(Instructions to follow):
Are you able to quote each entry exactly as written?

+ + + +

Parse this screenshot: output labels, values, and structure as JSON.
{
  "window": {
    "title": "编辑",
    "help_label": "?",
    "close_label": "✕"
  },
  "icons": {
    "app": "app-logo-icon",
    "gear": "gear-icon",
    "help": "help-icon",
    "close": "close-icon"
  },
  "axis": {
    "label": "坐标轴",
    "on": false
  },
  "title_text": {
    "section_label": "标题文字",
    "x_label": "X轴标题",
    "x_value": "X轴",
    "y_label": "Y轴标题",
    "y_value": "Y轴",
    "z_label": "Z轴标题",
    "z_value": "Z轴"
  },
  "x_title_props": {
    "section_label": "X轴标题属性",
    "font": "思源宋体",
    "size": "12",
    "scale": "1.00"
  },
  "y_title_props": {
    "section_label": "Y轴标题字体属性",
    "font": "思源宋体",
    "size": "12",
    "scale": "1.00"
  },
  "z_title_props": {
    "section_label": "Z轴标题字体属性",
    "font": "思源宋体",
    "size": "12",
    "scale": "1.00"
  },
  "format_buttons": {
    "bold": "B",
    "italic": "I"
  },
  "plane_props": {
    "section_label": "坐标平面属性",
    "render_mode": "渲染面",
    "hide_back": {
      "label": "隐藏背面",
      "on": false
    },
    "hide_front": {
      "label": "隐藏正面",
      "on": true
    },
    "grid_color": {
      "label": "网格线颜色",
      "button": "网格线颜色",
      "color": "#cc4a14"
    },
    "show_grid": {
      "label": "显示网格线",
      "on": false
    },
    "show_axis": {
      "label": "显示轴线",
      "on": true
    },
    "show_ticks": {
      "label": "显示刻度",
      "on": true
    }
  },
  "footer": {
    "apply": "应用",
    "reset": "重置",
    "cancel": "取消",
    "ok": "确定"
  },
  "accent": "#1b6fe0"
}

+ + + +

(Solution for this task):
Parse this screenshot: output labels, values, and structure as JSON.
{
  "window": {
    "title": "编辑",
    "help_label": "?",
    "close_label": "✕"
  },
  "icons": {
    "app": "app-logo-icon",
    "gear": "gear-icon",
    "help": "help-icon",
    "close": "close-icon"
  },
  "axis": {
    "label": "坐标轴",
    "on": false
  },
  "title_text": {
    "section_label": "标题文字",
    "x_label": "X轴标题",
    "x_value": "X轴",
    "y_label": "Y轴标题",
    "y_value": "Y轴",
    "z_label": "Z轴标题",
    "z_value": "Z轴"
  },
  "x_title_props": {
    "section_label": "X轴标题属性",
    "font": "思源宋体",
    "size": "12",
    "scale": "1.00"
  },
  "y_title_props": {
    "section_label": "Y轴标题字体属性",
    "font": "思源宋体",
    "size": "12",
    "scale": "1.00"
  },
  "z_title_props": {
    "section_label": "Z轴标题字体属性",
    "font": "思源宋体",
    "size": "12",
    "scale": "1.00"
  },
  "format_buttons": {
    "bold": "B",
    "italic": "I"
  },
  "plane_props": {
    "section_label": "坐标平面属性",
    "render_mode": "渲染面",
    "hide_back": {
      "label": "隐藏背面",
      "on": false
    },
    "hide_front": {
      "label": "隐藏正面",
      "on": true
    },
    "grid_color": {
      "label": "网格线颜色",
      "button": "网格线颜色",
      "color": "#cc4a14"
    },
    "show_grid": {
      "label": "显示网格线",
      "on": false
    },
    "show_axis": {
      "label": "显示轴线",
      "on": true
    },
    "show_ticks": {
      "label": "显示刻度",
      "on": true
    }
  },
  "footer": {
    "apply": "应用",
    "reset": "重置",
    "cancel": "取消",
    "ok": "确定"
  },
  "accent": "#1b6fe0"
}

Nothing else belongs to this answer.